* _Task to carry out_
Gather all lines in the entries that include the word "signal".

(Figure dataset records)
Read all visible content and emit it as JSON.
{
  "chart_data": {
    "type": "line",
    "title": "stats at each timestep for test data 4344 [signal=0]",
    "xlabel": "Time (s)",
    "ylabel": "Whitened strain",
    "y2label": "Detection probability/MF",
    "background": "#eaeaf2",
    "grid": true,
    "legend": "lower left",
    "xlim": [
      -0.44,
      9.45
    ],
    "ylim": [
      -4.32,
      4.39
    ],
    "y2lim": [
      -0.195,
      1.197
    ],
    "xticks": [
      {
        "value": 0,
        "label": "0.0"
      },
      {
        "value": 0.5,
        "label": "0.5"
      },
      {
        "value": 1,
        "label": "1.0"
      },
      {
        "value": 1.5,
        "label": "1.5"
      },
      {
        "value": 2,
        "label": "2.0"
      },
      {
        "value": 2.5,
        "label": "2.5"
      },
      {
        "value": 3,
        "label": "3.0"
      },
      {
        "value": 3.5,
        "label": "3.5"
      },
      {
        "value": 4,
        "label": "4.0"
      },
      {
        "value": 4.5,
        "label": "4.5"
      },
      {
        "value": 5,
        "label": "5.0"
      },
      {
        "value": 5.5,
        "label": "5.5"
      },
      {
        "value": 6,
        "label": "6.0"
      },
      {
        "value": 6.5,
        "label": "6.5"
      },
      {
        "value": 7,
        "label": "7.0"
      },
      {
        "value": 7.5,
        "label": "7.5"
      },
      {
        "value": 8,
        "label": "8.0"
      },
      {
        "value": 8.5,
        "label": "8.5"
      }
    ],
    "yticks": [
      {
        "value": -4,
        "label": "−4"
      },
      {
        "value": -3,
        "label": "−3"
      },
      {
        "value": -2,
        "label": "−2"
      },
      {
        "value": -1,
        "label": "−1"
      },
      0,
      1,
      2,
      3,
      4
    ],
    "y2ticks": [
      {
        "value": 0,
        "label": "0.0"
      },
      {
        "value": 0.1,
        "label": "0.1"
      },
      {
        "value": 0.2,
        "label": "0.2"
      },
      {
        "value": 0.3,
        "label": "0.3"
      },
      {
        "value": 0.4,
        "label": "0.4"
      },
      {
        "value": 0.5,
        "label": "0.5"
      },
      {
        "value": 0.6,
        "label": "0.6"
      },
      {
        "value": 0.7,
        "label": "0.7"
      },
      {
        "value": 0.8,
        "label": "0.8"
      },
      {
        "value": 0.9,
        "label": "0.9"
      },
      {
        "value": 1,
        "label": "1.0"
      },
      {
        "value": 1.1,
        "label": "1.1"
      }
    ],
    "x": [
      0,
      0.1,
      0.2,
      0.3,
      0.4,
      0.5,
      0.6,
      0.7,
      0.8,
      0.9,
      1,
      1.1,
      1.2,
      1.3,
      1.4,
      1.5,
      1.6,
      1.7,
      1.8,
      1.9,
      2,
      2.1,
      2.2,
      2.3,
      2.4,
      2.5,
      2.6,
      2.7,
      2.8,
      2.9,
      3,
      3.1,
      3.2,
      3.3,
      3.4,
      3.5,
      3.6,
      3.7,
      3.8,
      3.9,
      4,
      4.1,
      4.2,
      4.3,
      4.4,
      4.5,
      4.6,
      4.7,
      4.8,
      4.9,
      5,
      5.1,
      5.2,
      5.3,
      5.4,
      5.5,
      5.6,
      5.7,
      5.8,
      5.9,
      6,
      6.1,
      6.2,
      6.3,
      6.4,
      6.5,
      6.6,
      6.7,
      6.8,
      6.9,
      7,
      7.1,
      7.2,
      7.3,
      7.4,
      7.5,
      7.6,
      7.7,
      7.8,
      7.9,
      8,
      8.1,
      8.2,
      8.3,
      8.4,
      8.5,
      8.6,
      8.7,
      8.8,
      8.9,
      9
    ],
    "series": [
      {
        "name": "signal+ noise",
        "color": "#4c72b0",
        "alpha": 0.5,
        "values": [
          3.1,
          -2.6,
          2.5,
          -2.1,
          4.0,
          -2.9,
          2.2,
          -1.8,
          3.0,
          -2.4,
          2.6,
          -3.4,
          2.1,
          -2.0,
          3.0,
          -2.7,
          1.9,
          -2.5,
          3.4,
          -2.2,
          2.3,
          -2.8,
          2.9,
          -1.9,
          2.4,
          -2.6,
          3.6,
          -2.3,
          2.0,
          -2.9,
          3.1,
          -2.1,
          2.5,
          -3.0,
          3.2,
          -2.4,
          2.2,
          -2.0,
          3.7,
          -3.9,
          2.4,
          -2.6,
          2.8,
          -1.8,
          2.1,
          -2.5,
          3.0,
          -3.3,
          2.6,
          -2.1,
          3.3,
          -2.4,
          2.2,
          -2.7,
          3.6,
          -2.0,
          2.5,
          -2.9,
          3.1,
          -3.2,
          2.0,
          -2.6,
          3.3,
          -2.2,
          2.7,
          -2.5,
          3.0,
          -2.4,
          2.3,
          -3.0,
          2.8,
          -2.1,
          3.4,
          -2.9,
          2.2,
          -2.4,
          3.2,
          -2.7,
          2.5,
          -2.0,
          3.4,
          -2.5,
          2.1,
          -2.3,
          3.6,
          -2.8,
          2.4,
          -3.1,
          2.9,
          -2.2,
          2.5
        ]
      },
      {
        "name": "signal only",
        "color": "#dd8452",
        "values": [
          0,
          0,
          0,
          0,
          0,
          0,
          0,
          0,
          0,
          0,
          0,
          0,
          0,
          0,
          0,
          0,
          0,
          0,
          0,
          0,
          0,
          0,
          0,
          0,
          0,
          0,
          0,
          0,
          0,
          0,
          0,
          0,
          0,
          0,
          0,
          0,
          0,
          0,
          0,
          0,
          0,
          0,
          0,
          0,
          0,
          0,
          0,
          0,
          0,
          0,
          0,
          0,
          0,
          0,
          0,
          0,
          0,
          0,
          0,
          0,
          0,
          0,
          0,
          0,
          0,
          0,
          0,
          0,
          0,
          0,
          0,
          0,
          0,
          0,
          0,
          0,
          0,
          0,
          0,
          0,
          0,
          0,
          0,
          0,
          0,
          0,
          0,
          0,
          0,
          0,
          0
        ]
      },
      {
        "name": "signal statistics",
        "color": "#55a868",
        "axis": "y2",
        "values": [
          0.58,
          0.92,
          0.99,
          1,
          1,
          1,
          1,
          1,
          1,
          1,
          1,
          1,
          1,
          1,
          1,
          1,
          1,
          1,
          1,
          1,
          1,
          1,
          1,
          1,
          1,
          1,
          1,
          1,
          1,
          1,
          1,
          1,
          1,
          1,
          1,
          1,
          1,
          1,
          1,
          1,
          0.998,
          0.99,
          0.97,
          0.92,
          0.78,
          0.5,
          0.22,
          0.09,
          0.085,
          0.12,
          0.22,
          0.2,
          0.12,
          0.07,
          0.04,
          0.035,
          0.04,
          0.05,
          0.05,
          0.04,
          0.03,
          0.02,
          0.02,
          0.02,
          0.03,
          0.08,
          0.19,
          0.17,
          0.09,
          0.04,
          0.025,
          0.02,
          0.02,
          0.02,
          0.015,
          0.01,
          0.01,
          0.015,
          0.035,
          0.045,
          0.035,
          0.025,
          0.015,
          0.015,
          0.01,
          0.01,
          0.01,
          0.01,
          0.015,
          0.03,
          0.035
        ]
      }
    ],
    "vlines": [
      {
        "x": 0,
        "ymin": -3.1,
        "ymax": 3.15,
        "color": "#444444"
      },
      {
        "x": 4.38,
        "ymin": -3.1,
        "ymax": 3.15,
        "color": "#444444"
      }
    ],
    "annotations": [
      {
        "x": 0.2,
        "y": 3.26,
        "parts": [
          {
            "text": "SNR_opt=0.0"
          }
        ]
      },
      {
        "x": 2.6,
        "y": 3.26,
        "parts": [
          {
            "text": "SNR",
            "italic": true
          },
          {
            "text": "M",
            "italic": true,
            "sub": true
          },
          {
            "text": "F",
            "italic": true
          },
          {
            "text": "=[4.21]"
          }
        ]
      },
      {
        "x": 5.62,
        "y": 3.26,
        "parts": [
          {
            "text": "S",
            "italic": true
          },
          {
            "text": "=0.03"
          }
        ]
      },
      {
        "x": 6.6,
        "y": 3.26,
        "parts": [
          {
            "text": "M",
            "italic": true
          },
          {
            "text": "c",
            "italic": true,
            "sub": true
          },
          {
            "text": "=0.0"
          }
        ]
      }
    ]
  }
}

* _The response_
    "title": "stats at each timestep for test data 4344 [signal=0]",
        "name": "signal+ noise",
        "name": "signal only",
        "name": "signal statistics",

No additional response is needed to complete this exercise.